Dataset entries
------------------------------

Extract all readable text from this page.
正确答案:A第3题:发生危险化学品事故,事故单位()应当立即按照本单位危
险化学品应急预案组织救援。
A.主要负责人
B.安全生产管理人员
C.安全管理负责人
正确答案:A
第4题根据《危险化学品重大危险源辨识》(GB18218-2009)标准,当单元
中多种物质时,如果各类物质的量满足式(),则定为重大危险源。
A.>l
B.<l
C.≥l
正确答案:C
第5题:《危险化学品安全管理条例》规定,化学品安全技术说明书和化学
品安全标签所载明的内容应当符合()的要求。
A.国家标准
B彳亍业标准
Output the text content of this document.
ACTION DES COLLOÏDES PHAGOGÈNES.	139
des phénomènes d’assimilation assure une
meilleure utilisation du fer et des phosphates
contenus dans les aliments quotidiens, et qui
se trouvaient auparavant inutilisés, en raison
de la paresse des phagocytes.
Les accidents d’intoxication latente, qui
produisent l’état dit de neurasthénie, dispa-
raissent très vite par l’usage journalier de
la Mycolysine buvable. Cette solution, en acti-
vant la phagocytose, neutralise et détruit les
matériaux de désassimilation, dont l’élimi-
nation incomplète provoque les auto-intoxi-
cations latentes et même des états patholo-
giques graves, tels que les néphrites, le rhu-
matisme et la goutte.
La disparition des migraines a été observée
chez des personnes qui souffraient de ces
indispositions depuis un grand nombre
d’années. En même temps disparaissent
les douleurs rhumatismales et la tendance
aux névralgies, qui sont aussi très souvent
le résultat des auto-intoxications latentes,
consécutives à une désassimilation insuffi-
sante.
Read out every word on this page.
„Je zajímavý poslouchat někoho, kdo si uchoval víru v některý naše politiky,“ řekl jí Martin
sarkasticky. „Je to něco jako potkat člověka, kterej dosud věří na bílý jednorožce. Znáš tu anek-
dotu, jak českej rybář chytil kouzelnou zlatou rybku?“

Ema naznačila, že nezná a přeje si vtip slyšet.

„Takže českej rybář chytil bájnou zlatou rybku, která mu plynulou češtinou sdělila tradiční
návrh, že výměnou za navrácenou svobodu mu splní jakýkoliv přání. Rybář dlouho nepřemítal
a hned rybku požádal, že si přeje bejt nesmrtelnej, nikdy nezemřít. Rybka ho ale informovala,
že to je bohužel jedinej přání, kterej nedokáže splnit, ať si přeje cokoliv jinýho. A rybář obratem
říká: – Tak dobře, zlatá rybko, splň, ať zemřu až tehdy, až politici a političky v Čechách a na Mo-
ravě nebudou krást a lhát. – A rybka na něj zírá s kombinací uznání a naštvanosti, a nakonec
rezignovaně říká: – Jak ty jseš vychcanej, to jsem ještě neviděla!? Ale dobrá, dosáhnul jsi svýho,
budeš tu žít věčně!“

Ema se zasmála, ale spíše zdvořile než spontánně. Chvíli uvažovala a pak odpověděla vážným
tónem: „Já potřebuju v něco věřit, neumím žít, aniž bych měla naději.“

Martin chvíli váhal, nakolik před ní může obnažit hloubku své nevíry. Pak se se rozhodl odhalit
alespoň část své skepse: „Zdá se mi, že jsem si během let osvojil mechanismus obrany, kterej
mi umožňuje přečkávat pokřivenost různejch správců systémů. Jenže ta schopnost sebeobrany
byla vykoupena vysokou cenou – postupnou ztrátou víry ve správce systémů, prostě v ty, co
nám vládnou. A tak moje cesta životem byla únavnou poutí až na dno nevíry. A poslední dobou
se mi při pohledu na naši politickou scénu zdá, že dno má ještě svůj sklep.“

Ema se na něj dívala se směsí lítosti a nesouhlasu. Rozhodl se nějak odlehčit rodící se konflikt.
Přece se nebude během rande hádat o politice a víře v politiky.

------------------------------

EXERCISE DIRECTIONS
Give back each line above precisely as it stands.

TASK RESULT
Extract all readable text from this page.
正确答案:A第3题:发生危险化学品事故,事故单位()应当立即按照本单位危
险化学品应急预案组织救援。
A.主要负责人
B.安全生产管理人员
C.安全管理负责人
正确答案:A
第4题根据《危险化学品重大危险源辨识》(GB18218-2009)标准,当单元
中多种物质时,如果各类物质的量满足式(),则定为重大危险源。
A.>l
B.<l
C.≥l
正确答案:C
第5题:《危险化学品安全管理条例》规定,化学品安全技术说明书和化学
品安全标签所载明的内容应当符合()的要求。
A.国家标准
B彳亍业标准
Output the text content of this document.
ACTION DES COLLOÏDES PHAGOGÈNES.	139
des phénomènes d’assimilation assure une
meilleure utilisation du fer et des phosphates
contenus dans les aliments quotidiens, et qui
se trouvaient auparavant inutilisés, en raison
de la paresse des phagocytes.
Les accidents d’intoxication latente, qui
produisent l’état dit de neurasthénie, dispa-
raissent très vite par l’usage journalier de
la Mycolysine buvable. Cette solution, en acti-
vant la phagocytose, neutralise et détruit les
matériaux de désassimilation, dont l’élimi-
nation incomplète provoque les auto-intoxi-
cations latentes et même des états patholo-
giques graves, tels que les néphrites, le rhu-
matisme et la goutte.
La disparition des migraines a été observée
chez des personnes qui souffraient de ces
indispositions depuis un grand nombre
d’années. En même temps disparaissent
les douleurs rhumatismales et la tendance
aux névralgies, qui sont aussi très souvent
le résultat des auto-intoxications latentes,
consécutives à une désassimilation insuffi-
sante.
Read out every word on this page.
„Je zajímavý poslouchat někoho, kdo si uchoval víru v některý naše politiky,“ řekl jí Martin
sarkasticky. „Je to něco jako potkat člověka, kterej dosud věří na bílý jednorožce. Znáš tu anek-
dotu, jak českej rybář chytil kouzelnou zlatou rybku?“

Ema naznačila, že nezná a přeje si vtip slyšet.

„Takže českej rybář chytil bájnou zlatou rybku, která mu plynulou češtinou sdělila tradiční
návrh, že výměnou za navrácenou svobodu mu splní jakýkoliv přání. Rybář dlouho nepřemítal
a hned rybku požádal, že si přeje bejt nesmrtelnej, nikdy nezemřít. Rybka ho ale informovala,
že to je bohužel jedinej přání, kterej nedokáže splnit, ať si přeje cokoliv jinýho. A rybář obratem
říká: – Tak dobře, zlatá rybko, splň, ať zemřu až tehdy, až politici a političky v Čechách a na Mo-
ravě nebudou krást a lhát. – A rybka na něj zírá s kombinací uznání a naštvanosti, a nakonec
rezignovaně říká: – Jak ty jseš vychcanej, to jsem ještě neviděla!? Ale dobrá, dosáhnul jsi svýho,
budeš tu žít věčně!“

Ema se zasmála, ale spíše zdvořile než spontánně. Chvíli uvažovala a pak odpověděla vážným
tónem: „Já potřebuju v něco věřit, neumím žít, aniž bych měla naději.“

Martin chvíli váhal, nakolik před ní může obnažit hloubku své nevíry. Pak se se rozhodl odhalit
alespoň část své skepse: „Zdá se mi, že jsem si během let osvojil mechanismus obrany, kterej
mi umožňuje přečkávat pokřivenost různejch správců systémů. Jenže ta schopnost sebeobrany
byla vykoupena vysokou cenou – postupnou ztrátou víry ve správce systémů, prostě v ty, co
nám vládnou. A tak moje cesta životem byla únavnou poutí až na dno nevíry. A poslední dobou
se mi při pohledu na naši politickou scénu zdá, že dno má ještě svůj sklep.“

Ema se na něj dívala se směsí lítosti a nesouhlasu. Rozhodl se nějak odlehčit rodící se konflikt.
Přece se nebude během rande hádat o politice a víře v politiky.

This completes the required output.